- _What this task involves_
Output every record below exactly as it appears.
━━━ Input data
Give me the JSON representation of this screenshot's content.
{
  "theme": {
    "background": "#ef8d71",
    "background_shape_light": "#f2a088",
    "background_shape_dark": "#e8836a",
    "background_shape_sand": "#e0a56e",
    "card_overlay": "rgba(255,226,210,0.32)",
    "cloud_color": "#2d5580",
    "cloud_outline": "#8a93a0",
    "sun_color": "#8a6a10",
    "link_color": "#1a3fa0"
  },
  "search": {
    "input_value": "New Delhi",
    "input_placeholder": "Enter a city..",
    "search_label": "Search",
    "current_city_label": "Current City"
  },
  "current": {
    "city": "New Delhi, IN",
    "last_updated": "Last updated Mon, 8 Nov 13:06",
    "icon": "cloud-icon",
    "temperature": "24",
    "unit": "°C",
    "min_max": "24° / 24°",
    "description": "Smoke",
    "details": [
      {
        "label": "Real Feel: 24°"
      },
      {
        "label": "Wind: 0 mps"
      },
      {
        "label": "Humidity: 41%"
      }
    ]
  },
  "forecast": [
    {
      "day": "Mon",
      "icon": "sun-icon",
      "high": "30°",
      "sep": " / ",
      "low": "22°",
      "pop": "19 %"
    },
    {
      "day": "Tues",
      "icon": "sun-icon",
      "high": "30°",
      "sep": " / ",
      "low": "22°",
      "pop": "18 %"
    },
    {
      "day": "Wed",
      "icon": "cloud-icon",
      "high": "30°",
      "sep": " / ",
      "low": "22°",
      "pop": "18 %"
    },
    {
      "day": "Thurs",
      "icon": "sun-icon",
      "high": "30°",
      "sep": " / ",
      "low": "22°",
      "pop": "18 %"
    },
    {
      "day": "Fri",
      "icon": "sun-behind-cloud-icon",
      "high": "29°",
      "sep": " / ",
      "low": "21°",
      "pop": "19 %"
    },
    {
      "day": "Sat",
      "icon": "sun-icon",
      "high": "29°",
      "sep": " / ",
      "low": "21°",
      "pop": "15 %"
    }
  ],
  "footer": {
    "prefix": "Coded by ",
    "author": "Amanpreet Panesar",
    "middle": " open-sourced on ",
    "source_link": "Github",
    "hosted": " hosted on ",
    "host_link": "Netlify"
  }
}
━━━━━━
- _Exercise response_
Give me the JSON representation of this screenshot's content.
{
  "theme": {
    "background": "#ef8d71",
    "background_shape_light": "#f2a088",
    "background_shape_dark": "#e8836a",
    "background_shape_sand": "#e0a56e",
    "card_overlay": "rgba(255,226,210,0.32)",
    "cloud_color": "#2d5580",
    "cloud_outline": "#8a93a0",
    "sun_color": "#8a6a10",
    "link_color": "#1a3fa0"
  },
  "search": {
    "input_value": "New Delhi",
    "input_placeholder": "Enter a city..",
    "search_label": "Search",
    "current_city_label": "Current City"
  },
  "current": {
    "city": "New Delhi, IN",
    "last_updated": "Last updated Mon, 8 Nov 13:06",
    "icon": "cloud-icon",
    "temperature": "24",
    "unit": "°C",
    "min_max": "24° / 24°",
    "description": "Smoke",
    "details": [
      {
        "label": "Real Feel: 24°"
      },
      {
        "label": "Wind: 0 mps"
      },
      {
        "label": "Humidity: 41%"
      }
    ]
  },
  "forecast": [
    {
      "day": "Mon",
      "icon": "sun-icon",
      "high": "30°",
      "sep": " / ",
      "low": "22°",
      "pop": "19 %"
    },
    {
      "day": "Tues",
      "icon": "sun-icon",
      "high": "30°",
      "sep": " / ",
      "low": "22°",
      "pop": "18 %"
    },
    {
      "day": "Wed",
      "icon": "cloud-icon",
      "high": "30°",
      "sep": " / ",
      "low": "22°",
      "pop": "18 %"
    },
    {
      "day": "Thurs",
      "icon": "sun-icon",
      "high": "30°",
      "sep": " / ",
      "low": "22°",
      "pop": "18 %"
    },
    {
      "day": "Fri",
      "icon": "sun-behind-cloud-icon",
      "high": "29°",
      "sep": " / ",
      "low": "21°",
      "pop": "19 %"
    },
    {
      "day": "Sat",
      "icon": "sun-icon",
      "high": "29°",
      "sep": " / ",
      "low": "21°",
      "pop": "15 %"
    }
  ],
  "footer": {
    "prefix": "Coded by ",
    "author": "Amanpreet Panesar",
    "middle": " open-sourced on ",
    "source_link": "Github",
    "hosted": " hosted on ",
    "host_link": "Netlify"
  }
}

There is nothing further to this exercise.